SUPPLIED DATA>
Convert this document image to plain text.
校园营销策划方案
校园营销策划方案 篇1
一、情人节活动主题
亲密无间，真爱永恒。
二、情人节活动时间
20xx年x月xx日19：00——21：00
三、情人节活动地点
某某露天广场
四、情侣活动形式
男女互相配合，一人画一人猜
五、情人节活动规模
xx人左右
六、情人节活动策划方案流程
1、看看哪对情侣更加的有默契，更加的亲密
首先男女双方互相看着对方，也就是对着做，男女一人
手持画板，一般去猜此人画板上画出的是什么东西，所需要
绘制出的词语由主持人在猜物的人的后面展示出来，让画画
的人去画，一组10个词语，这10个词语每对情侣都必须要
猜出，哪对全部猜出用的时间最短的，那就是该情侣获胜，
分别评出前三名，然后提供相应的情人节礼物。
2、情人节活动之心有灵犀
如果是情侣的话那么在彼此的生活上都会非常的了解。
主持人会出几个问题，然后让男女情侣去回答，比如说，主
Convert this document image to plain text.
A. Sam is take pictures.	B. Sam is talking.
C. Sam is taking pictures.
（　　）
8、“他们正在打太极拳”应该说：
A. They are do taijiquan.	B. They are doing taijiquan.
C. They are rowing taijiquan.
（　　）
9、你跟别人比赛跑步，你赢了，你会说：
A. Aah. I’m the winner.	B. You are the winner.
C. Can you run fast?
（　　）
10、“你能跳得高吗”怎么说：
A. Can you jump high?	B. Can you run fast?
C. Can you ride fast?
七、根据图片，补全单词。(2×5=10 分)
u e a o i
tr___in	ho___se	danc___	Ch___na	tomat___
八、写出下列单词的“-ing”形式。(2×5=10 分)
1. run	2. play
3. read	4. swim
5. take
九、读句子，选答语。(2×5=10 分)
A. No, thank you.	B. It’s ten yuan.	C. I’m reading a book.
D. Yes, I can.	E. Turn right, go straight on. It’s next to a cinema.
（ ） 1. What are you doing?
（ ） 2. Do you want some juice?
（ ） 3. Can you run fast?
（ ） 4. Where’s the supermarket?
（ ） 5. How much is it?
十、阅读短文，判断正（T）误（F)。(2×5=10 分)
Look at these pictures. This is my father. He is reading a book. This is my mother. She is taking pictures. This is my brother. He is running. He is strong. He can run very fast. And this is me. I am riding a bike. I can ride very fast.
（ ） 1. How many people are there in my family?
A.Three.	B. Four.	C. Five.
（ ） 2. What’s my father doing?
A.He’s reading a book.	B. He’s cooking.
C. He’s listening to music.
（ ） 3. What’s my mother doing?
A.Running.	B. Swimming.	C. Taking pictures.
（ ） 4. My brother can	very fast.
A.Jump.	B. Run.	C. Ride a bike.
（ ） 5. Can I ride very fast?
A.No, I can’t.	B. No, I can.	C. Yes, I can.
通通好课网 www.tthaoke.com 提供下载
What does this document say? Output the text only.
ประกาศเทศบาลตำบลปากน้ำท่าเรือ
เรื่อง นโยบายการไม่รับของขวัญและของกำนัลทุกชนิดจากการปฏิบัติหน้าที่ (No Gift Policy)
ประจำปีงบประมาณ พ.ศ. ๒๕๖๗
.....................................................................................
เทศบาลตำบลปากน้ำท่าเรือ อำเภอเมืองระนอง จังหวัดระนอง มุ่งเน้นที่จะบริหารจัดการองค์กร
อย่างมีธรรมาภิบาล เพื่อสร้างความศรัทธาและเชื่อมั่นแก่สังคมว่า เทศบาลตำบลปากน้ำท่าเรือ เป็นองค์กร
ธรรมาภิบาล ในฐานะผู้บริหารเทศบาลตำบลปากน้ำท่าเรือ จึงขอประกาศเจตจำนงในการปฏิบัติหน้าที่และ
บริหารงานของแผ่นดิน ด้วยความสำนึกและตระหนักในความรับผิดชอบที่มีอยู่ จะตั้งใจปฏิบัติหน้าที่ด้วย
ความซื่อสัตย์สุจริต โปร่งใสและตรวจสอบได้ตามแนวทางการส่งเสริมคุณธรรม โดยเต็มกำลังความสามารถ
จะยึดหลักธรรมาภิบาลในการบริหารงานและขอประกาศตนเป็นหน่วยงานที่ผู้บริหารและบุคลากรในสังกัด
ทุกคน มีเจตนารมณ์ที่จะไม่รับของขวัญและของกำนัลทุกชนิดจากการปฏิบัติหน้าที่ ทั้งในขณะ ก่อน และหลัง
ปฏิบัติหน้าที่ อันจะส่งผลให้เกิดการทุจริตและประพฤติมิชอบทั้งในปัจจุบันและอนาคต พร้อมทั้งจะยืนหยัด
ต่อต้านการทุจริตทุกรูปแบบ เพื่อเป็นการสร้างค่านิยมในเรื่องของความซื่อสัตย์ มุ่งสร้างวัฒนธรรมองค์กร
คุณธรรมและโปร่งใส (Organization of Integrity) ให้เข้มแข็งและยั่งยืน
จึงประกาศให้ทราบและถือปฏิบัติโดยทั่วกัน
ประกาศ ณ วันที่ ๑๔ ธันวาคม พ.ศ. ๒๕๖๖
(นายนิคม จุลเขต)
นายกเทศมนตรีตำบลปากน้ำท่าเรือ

WHAT THE TASK REQUIRES> Every line above needs to be retyped exactly.

FINISHED TASK>
Convert this document image to plain text.
校园营销策划方案
校园营销策划方案 篇1
一、情人节活动主题
亲密无间，真爱永恒。
二、情人节活动时间
20xx年x月xx日19：00——21：00
三、情人节活动地点
某某露天广场
四、情侣活动形式
男女互相配合，一人画一人猜
五、情人节活动规模
xx人左右
六、情人节活动策划方案流程
1、看看哪对情侣更加的有默契，更加的亲密
首先男女双方互相看着对方，也就是对着做，男女一人
手持画板，一般去猜此人画板上画出的是什么东西，所需要
绘制出的词语由主持人在猜物的人的后面展示出来，让画画
的人去画，一组10个词语，这10个词语每对情侣都必须要
猜出，哪对全部猜出用的时间最短的，那就是该情侣获胜，
分别评出前三名，然后提供相应的情人节礼物。
2、情人节活动之心有灵犀
如果是情侣的话那么在彼此的生活上都会非常的了解。
主持人会出几个问题，然后让男女情侣去回答，比如说，主
Convert this document image to plain text.
A. Sam is take pictures.	B. Sam is talking.
C. Sam is taking pictures.
（　　）
8、“他们正在打太极拳”应该说：
A. They are do taijiquan.	B. They are doing taijiquan.
C. They are rowing taijiquan.
（　　）
9、你跟别人比赛跑步，你赢了，你会说：
A. Aah. I’m the winner.	B. You are the winner.
C. Can you run fast?
（　　）
10、“你能跳得高吗”怎么说：
A. Can you jump high?	B. Can you run fast?
C. Can you ride fast?
七、根据图片，补全单词。(2×5=10 分)
u e a o i
tr___in	ho___se	danc___	Ch___na	tomat___
八、写出下列单词的“-ing”形式。(2×5=10 分)
1. run	2. play
3. read	4. swim
5. take
九、读句子，选答语。(2×5=10 分)
A. No, thank you.	B. It’s ten yuan.	C. I’m reading a book.
D. Yes, I can.	E. Turn right, go straight on. It’s next to a cinema.
（ ） 1. What are you doing?
（ ） 2. Do you want some juice?
（ ） 3. Can you run fast?
（ ） 4. Where’s the supermarket?
（ ） 5. How much is it?
十、阅读短文，判断正（T）误（F)。(2×5=10 分)
Look at these pictures. This is my father. He is reading a book. This is my mother. She is taking pictures. This is my brother. He is running. He is strong. He can run very fast. And this is me. I am riding a bike. I can ride very fast.
（ ） 1. How many people are there in my family?
A.Three.	B. Four.	C. Five.
（ ） 2. What’s my father doing?
A.He’s reading a book.	B. He’s cooking.
C. He’s listening to music.
（ ） 3. What’s my mother doing?
A.Running.	B. Swimming.	C. Taking pictures.
（ ） 4. My brother can	very fast.
A.Jump.	B. Run.	C. Ride a bike.
（ ） 5. Can I ride very fast?
A.No, I can’t.	B. No, I can.	C. Yes, I can.
通通好课网 www.tthaoke.com 提供下载
What does this document say? Output the text only.
ประกาศเทศบาลตำบลปากน้ำท่าเรือ
เรื่อง นโยบายการไม่รับของขวัญและของกำนัลทุกชนิดจากการปฏิบัติหน้าที่ (No Gift Policy)
ประจำปีงบประมาณ พ.ศ. ๒๕๖๗
.....................................................................................
เทศบาลตำบลปากน้ำท่าเรือ อำเภอเมืองระนอง จังหวัดระนอง มุ่งเน้นที่จะบริหารจัดการองค์กร
อย่างมีธรรมาภิบาล เพื่อสร้างความศรัทธาและเชื่อมั่นแก่สังคมว่า เทศบาลตำบลปากน้ำท่าเรือ เป็นองค์กร
ธรรมาภิบาล ในฐานะผู้บริหารเทศบาลตำบลปากน้ำท่าเรือ จึงขอประกาศเจตจำนงในการปฏิบัติหน้าที่และ
บริหารงานของแผ่นดิน ด้วยความสำนึกและตระหนักในความรับผิดชอบที่มีอยู่ จะตั้งใจปฏิบัติหน้าที่ด้วย
ความซื่อสัตย์สุจริต โปร่งใสและตรวจสอบได้ตามแนวทางการส่งเสริมคุณธรรม โดยเต็มกำลังความสามารถ
จะยึดหลักธรรมาภิบาลในการบริหารงานและขอประกาศตนเป็นหน่วยงานที่ผู้บริหารและบุคลากรในสังกัด
ทุกคน มีเจตนารมณ์ที่จะไม่รับของขวัญและของกำนัลทุกชนิดจากการปฏิบัติหน้าที่ ทั้งในขณะ ก่อน และหลัง
ปฏิบัติหน้าที่ อันจะส่งผลให้เกิดการทุจริตและประพฤติมิชอบทั้งในปัจจุบันและอนาคต พร้อมทั้งจะยืนหยัด
ต่อต้านการทุจริตทุกรูปแบบ เพื่อเป็นการสร้างค่านิยมในเรื่องของความซื่อสัตย์ มุ่งสร้างวัฒนธรรมองค์กร
คุณธรรมและโปร่งใส (Organization of Integrity) ให้เข้มแข็งและยั่งยืน
จึงประกาศให้ทราบและถือปฏิบัติโดยทั่วกัน
ประกาศ ณ วันที่ ๑๔ ธันวาคม พ.ศ. ๒๕๖๖
(นายนิคม จุลเขต)
นายกเทศมนตรีตำบลปากน้ำท่าเรือ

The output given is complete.